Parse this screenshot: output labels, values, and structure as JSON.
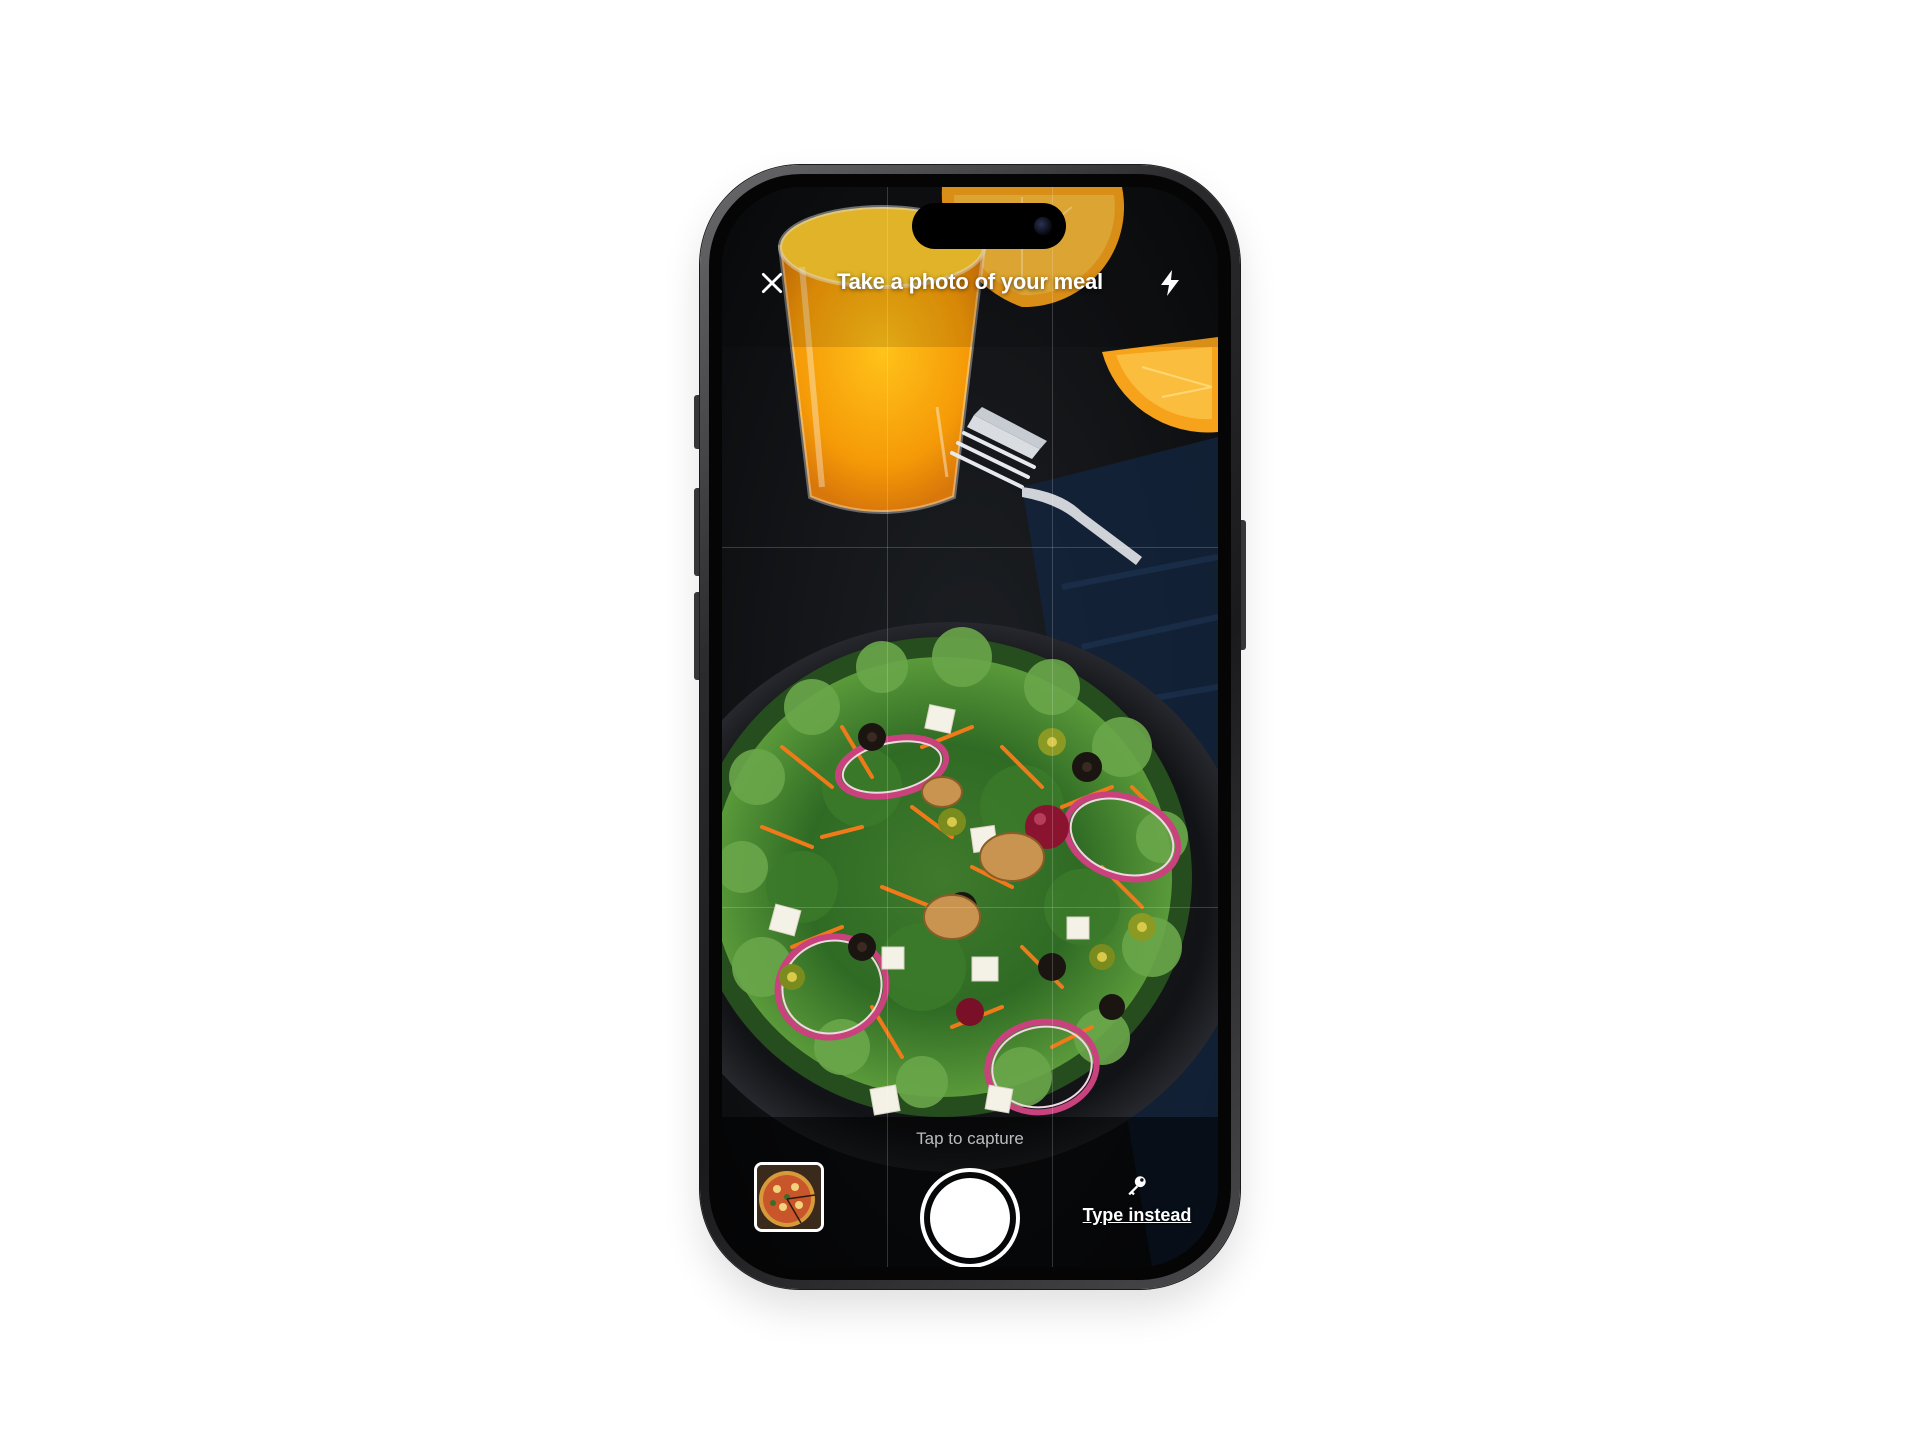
{
  "camera_screen": {
    "title": "Take a photo of your meal",
    "hint": "Tap to capture",
    "type_instead_label": "Type instead"
  },
  "icons": {
    "close": "close-icon",
    "flash": "flash-icon",
    "key": "key-icon",
    "gallery_thumbnail": "pizza-thumbnail",
    "shutter": "shutter-button"
  },
  "colors": {
    "overlay_text": "#ffffff",
    "hint_text": "#bfbfbf"
  }
}
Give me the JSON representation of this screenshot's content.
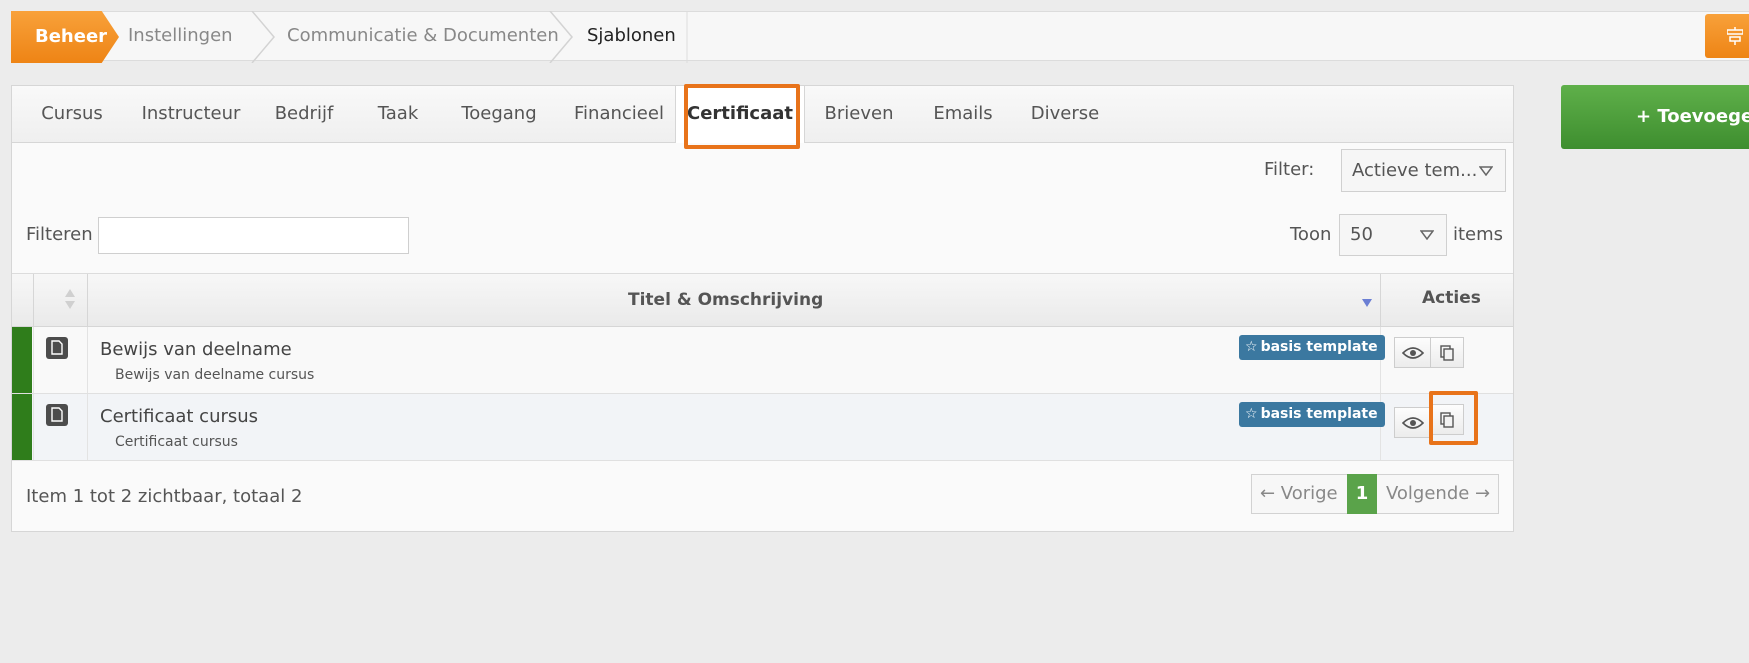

- - - -

▶ **Short task**: Write out each line again precisely as it appears, skipping every picture.

▶ **Result**:
Parse this screenshot: output labels, values, and structure as JSON.
{
  "camera_screen": {
    "title": "Take a photo of your meal",
    "hint": "Tap to capture",
    "type_instead_label": "Type instead"
  },
  "icons": {
    "close": "close-icon",
    "flash": "flash-icon",
    "key": "key-icon",
    "gallery_thumbnail": "pizza-thumbnail",
    "shutter": "shutter-button"
  },
  "colors": {
    "overlay_text": "#ffffff",
    "hint_text": "#bfbfbf"
  }
}
Give me the JSON representation of this screenshot's content.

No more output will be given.